━━━ DATASET RECORDS

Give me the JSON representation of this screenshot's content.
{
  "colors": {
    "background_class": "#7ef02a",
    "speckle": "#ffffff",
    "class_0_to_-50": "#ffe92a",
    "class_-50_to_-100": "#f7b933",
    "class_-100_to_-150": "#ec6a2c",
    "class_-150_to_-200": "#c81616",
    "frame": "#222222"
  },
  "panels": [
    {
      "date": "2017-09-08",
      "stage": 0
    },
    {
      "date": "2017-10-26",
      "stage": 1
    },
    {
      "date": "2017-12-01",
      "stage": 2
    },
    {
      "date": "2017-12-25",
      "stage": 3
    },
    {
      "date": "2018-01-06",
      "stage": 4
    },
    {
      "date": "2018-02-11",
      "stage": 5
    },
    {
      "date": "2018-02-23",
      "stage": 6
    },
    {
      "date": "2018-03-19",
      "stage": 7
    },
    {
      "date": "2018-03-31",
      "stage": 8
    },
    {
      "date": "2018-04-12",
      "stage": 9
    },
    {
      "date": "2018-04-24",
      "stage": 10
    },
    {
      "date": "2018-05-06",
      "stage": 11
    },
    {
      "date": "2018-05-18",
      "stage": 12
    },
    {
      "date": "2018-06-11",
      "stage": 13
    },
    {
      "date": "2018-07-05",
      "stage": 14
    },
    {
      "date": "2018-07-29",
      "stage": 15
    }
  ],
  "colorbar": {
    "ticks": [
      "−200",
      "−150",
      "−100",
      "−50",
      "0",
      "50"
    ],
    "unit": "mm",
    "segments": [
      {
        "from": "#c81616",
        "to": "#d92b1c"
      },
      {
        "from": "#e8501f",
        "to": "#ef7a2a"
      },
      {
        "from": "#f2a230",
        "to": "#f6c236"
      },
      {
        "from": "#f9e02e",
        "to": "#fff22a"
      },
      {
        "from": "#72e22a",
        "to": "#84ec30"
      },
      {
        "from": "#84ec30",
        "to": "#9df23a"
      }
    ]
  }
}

━━━━━━

> _OBJECTIVE_
Repeat the material above in full, exactly as it stands.

> _WRITTEN REPLY_
Give me the JSON representation of this screenshot's content.
{
  "colors": {
    "background_class": "#7ef02a",
    "speckle": "#ffffff",
    "class_0_to_-50": "#ffe92a",
    "class_-50_to_-100": "#f7b933",
    "class_-100_to_-150": "#ec6a2c",
    "class_-150_to_-200": "#c81616",
    "frame": "#222222"
  },
  "panels": [
    {
      "date": "2017-09-08",
      "stage": 0
    },
    {
      "date": "2017-10-26",
      "stage": 1
    },
    {
      "date": "2017-12-01",
      "stage": 2
    },
    {
      "date": "2017-12-25",
      "stage": 3
    },
    {
      "date": "2018-01-06",
      "stage": 4
    },
    {
      "date": "2018-02-11",
      "stage": 5
    },
    {
      "date": "2018-02-23",
      "stage": 6
    },
    {
      "date": "2018-03-19",
      "stage": 7
    },
    {
      "date": "2018-03-31",
      "stage": 8
    },
    {
      "date": "2018-04-12",
      "stage": 9
    },
    {
      "date": "2018-04-24",
      "stage": 10
    },
    {
      "date": "2018-05-06",
      "stage": 11
    },
    {
      "date": "2018-05-18",
      "stage": 12
    },
    {
      "date": "2018-06-11",
      "stage": 13
    },
    {
      "date": "2018-07-05",
      "stage": 14
    },
    {
      "date": "2018-07-29",
      "stage": 15
    }
  ],
  "colorbar": {
    "ticks": [
      "−200",
      "−150",
      "−100",
      "−50",
      "0",
      "50"
    ],
    "unit": "mm",
    "segments": [
      {
        "from": "#c81616",
        "to": "#d92b1c"
      },
      {
        "from": "#e8501f",
        "to": "#ef7a2a"
      },
      {
        "from": "#f2a230",
        "to": "#f6c236"
      },
      {
        "from": "#f9e02e",
        "to": "#fff22a"
      },
      {
        "from": "#72e22a",
        "to": "#84ec30"
      },
      {
        "from": "#84ec30",
        "to": "#9df23a"
      }
    ]
  }
}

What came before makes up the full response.